● Problem
Return each line containing the string "this".

----

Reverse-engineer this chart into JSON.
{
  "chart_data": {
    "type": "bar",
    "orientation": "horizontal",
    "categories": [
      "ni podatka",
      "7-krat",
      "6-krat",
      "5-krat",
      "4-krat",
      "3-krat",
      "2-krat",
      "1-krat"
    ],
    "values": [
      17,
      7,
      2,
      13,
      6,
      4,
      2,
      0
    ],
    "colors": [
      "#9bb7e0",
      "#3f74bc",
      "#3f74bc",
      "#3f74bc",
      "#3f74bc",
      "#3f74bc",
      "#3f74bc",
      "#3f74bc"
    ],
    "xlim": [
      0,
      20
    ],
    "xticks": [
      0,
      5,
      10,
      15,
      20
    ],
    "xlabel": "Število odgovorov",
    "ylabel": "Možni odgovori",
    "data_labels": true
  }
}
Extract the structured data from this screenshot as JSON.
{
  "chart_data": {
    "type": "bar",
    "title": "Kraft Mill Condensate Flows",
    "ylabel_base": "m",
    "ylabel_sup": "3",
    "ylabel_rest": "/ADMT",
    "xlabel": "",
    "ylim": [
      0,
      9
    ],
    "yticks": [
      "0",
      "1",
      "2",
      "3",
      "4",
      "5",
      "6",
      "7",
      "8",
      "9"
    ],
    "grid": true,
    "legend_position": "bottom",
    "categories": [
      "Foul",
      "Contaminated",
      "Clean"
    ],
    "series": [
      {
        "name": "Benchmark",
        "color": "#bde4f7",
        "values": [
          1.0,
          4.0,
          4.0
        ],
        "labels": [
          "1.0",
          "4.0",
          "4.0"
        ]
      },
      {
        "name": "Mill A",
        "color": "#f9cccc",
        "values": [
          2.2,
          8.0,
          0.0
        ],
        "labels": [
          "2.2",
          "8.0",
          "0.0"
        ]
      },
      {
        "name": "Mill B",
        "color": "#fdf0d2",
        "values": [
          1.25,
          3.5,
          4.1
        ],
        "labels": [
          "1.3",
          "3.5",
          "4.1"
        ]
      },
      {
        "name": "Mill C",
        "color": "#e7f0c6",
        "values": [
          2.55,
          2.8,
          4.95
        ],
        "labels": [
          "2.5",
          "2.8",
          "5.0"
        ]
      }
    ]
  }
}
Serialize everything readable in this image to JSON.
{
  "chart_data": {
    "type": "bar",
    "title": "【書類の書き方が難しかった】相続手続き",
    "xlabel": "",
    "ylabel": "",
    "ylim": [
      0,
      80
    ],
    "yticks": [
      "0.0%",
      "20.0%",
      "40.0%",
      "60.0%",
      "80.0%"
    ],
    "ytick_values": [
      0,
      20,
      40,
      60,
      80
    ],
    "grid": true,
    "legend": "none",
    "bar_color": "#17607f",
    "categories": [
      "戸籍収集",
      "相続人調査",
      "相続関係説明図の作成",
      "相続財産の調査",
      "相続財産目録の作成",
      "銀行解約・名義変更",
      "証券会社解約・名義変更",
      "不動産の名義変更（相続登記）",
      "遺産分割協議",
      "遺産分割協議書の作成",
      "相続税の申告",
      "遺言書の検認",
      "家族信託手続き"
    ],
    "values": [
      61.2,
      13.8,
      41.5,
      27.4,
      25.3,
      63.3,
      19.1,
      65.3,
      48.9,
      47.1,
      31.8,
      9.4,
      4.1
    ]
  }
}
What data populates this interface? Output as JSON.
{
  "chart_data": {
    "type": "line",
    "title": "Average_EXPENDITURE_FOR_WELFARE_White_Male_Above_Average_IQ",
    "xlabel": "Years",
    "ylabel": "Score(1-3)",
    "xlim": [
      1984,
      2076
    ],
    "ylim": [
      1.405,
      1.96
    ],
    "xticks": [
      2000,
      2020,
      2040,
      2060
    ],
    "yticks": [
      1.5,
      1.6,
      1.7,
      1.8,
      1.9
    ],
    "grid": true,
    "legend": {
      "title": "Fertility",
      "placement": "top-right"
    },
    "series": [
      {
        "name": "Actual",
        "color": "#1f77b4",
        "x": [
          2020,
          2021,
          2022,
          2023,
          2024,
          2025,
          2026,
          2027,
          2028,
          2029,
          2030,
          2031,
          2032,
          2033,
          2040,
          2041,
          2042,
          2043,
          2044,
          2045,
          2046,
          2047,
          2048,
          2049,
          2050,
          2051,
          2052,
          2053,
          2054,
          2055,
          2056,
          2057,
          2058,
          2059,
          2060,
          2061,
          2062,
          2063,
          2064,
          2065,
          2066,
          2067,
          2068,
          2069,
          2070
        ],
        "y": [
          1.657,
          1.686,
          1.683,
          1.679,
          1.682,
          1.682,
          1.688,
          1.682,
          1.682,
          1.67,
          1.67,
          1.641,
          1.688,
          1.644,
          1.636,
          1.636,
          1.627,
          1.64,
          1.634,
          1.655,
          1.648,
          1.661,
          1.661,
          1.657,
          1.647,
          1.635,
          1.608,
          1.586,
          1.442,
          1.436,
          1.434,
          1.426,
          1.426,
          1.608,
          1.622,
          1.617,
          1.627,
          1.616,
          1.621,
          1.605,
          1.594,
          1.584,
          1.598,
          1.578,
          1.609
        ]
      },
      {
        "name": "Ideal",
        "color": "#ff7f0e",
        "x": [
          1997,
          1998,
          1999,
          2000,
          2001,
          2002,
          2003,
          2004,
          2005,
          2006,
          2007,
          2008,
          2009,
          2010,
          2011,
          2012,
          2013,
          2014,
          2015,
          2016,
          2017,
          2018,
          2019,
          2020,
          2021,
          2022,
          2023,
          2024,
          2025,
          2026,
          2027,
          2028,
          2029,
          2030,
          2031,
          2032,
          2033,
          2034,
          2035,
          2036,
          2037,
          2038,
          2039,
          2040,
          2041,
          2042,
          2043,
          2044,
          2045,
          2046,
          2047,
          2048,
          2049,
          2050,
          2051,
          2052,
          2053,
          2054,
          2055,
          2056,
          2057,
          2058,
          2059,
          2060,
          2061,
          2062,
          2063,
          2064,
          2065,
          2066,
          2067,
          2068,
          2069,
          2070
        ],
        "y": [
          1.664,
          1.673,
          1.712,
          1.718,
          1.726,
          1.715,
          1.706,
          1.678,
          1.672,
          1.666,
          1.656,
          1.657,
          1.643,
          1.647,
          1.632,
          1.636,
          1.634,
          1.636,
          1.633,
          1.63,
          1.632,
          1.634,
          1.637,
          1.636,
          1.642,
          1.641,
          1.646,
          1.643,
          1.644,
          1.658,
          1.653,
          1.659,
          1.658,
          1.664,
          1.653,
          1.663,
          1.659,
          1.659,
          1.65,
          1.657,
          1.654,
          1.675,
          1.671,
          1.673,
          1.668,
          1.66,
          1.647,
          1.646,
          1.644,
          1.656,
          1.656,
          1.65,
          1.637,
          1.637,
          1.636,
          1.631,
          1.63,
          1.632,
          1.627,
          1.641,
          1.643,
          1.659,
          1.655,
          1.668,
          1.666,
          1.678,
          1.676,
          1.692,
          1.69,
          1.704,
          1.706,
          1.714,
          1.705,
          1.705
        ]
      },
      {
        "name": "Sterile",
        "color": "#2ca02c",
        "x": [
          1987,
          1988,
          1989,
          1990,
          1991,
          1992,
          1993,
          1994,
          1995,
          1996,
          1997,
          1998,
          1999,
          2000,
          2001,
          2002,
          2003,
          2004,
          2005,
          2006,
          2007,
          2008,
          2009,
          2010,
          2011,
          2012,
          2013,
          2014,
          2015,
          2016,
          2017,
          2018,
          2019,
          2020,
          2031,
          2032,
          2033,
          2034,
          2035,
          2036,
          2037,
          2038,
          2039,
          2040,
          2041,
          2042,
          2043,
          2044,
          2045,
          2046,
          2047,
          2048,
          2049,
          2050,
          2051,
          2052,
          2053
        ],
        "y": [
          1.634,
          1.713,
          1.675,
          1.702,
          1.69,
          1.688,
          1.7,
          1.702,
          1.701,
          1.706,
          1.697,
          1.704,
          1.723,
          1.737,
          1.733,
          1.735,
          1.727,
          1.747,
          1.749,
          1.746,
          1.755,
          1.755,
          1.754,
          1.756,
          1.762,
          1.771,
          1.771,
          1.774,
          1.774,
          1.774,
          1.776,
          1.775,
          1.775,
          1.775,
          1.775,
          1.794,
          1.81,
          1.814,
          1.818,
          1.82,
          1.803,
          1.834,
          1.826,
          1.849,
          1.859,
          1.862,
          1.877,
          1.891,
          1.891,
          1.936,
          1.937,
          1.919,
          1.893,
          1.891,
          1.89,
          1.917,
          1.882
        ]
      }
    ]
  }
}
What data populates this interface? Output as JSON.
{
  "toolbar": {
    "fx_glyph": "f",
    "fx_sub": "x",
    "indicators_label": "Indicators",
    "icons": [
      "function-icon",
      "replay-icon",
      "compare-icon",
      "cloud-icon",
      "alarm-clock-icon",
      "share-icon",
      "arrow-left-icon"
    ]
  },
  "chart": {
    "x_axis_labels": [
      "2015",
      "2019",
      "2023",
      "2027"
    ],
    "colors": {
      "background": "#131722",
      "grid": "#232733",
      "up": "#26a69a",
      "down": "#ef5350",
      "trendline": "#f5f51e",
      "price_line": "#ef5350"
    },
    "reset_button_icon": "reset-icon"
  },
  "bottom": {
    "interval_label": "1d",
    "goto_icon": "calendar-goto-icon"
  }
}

----

● Response
Reverse-engineer this chart into JSON.
Extract the structured data from this screenshot as JSON.
Serialize everything readable in this image to JSON.
What data populates this interface? Output as JSON.
What data populates this interface? Output as JSON.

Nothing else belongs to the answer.